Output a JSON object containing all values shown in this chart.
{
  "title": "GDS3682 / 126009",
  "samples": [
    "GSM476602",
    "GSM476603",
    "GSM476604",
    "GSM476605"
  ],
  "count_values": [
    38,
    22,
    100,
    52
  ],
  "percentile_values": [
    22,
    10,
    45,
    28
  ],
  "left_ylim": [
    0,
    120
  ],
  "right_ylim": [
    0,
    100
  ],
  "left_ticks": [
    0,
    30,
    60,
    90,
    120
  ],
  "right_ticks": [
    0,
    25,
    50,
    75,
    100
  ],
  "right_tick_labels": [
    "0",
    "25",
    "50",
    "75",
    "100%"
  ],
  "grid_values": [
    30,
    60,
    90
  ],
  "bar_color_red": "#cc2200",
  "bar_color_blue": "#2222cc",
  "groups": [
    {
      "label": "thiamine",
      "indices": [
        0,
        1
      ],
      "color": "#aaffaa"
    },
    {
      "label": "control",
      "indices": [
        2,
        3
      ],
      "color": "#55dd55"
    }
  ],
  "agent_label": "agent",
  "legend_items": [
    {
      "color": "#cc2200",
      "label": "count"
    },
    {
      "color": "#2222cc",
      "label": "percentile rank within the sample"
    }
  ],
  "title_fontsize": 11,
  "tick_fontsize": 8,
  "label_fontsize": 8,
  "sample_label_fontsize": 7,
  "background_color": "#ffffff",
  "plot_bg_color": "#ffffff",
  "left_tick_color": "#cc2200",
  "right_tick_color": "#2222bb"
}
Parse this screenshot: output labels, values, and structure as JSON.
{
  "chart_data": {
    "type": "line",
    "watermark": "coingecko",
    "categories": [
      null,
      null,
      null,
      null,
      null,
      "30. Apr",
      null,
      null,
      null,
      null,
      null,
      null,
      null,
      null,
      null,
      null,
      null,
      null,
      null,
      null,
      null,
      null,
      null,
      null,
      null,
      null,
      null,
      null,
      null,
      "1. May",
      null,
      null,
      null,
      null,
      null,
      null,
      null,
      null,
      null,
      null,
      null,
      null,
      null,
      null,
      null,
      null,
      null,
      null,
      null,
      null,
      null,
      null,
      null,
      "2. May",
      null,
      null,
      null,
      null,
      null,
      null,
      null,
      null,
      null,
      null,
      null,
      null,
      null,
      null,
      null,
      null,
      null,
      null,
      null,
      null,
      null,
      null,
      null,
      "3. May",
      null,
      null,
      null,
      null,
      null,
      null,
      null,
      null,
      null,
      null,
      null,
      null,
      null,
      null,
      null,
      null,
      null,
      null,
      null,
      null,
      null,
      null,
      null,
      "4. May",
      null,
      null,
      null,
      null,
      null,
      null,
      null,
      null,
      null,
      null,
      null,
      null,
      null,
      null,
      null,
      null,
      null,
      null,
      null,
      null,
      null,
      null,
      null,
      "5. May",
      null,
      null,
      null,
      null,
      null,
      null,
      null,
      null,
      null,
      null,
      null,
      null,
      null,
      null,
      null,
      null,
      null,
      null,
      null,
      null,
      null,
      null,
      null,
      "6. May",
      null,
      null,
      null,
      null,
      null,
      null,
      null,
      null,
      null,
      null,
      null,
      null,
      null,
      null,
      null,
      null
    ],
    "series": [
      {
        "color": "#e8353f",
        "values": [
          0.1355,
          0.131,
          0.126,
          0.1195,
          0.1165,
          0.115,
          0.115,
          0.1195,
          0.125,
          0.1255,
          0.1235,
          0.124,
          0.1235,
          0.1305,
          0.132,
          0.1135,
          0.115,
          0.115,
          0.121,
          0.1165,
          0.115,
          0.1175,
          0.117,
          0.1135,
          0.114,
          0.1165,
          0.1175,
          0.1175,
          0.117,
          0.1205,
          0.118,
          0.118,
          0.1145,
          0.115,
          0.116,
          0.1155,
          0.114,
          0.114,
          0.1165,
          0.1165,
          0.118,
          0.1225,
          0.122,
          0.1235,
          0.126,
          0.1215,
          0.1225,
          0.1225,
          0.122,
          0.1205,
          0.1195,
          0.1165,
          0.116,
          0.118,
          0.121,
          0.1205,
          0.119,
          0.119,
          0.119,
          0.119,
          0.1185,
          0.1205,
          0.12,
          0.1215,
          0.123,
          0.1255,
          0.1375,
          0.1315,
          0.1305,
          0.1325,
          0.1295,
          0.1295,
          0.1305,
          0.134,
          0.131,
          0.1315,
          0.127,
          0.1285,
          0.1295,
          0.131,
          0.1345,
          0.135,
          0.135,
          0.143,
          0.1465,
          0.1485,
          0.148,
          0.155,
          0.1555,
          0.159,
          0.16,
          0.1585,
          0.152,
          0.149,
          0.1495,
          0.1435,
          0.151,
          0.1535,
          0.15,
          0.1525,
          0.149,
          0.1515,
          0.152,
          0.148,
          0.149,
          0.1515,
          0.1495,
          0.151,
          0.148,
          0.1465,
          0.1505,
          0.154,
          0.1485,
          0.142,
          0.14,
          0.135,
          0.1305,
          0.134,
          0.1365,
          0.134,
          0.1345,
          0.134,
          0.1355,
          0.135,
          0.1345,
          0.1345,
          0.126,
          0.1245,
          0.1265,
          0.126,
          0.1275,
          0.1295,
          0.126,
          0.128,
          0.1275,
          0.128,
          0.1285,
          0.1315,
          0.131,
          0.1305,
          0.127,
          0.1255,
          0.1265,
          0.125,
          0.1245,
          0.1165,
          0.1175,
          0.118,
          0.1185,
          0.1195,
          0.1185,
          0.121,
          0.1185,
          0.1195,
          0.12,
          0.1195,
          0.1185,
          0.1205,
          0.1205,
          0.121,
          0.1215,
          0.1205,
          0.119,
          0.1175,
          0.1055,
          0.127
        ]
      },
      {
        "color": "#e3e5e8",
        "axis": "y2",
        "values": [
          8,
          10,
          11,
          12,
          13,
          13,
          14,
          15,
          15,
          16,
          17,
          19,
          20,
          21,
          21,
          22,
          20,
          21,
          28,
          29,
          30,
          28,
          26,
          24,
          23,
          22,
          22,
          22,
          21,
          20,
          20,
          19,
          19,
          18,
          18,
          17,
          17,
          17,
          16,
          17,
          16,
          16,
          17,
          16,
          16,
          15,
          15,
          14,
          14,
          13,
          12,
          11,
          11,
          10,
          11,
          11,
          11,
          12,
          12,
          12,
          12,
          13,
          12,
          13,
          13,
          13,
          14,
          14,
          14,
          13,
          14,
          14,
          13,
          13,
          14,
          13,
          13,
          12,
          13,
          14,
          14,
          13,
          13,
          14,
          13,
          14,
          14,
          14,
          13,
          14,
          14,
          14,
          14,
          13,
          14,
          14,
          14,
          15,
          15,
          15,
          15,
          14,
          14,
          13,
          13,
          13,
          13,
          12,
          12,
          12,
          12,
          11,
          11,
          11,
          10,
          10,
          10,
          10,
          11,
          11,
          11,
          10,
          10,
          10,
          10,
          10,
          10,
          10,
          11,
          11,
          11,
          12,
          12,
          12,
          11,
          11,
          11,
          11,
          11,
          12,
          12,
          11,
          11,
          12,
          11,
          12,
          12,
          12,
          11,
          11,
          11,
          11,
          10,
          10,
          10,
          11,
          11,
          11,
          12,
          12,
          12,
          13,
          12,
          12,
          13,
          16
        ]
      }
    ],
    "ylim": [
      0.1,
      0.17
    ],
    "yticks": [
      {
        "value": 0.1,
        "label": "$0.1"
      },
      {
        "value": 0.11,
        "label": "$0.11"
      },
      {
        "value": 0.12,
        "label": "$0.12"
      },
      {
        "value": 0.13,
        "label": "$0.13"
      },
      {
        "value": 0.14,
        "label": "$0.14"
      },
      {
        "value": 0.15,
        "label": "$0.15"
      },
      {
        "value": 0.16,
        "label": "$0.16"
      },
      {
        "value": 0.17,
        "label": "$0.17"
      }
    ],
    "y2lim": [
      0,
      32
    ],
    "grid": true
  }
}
________________________________________
# GOAL OF THE EXERCISE:
Read through the entries and copy every line that includes "ffffff".

# TASK SOLUTION:
  "background_color": "#ffffff",
  "plot_bg_color": "#ffffff",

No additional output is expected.